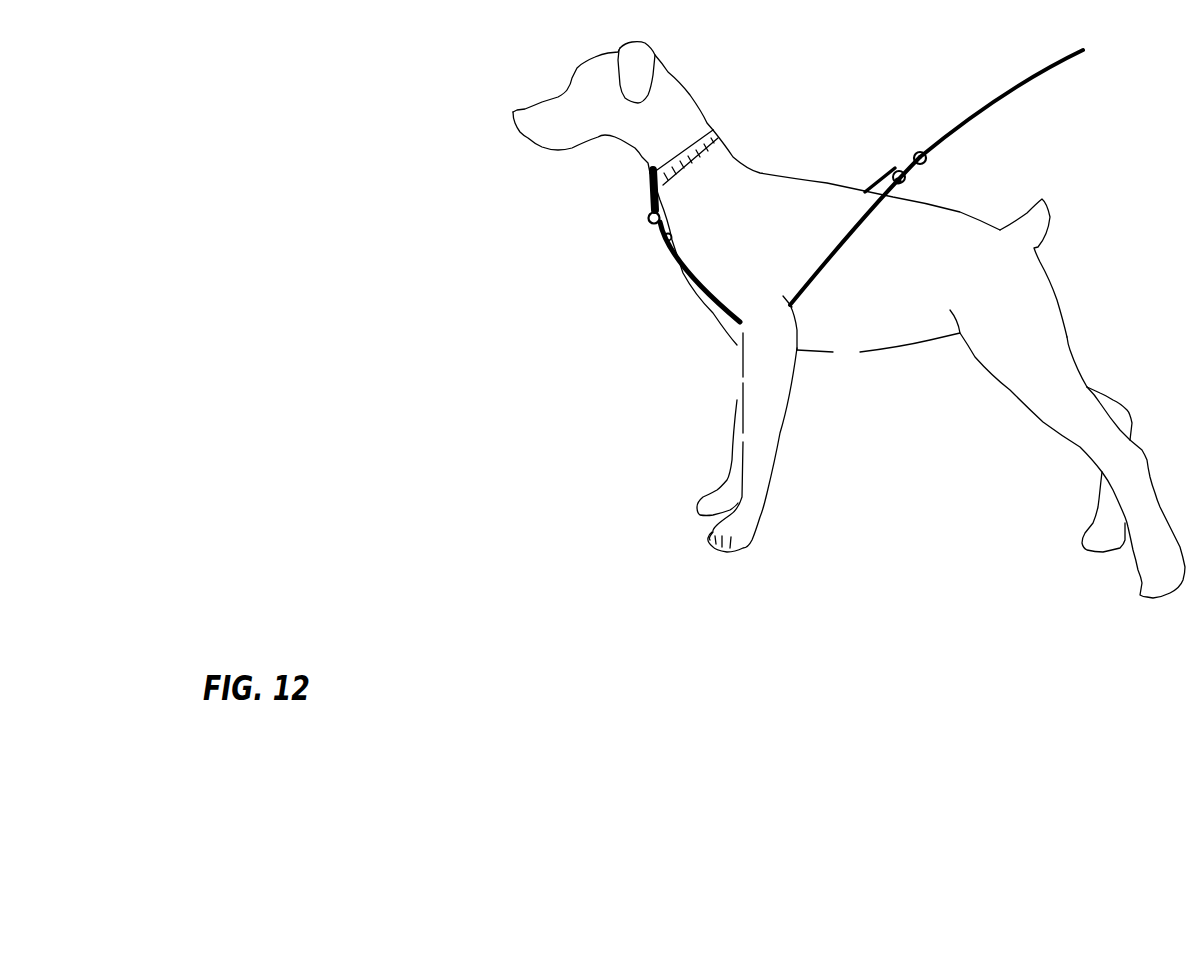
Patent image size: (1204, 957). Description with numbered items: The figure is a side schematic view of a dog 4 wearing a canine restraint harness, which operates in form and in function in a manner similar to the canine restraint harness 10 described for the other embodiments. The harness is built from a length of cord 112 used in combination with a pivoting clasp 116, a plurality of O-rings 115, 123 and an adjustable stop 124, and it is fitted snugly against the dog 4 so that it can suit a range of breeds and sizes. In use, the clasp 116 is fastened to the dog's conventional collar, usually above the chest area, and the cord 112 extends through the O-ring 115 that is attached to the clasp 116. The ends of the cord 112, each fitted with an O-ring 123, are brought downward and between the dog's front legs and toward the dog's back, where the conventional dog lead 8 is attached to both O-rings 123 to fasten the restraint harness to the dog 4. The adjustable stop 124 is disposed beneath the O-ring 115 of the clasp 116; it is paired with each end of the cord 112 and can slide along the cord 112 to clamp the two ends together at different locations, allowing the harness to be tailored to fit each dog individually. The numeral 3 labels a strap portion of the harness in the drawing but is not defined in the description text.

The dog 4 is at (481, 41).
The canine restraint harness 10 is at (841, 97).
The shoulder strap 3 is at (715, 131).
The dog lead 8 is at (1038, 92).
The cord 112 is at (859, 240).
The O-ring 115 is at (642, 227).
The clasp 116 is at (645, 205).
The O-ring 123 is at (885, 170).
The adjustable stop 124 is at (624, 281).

= = = =

=== Task statement ===
Please count the lines in the entries above that contain the string "adjustable", with uppercase and lowercase treated as different, and reply with the number only.

=== Exercise answer ===
2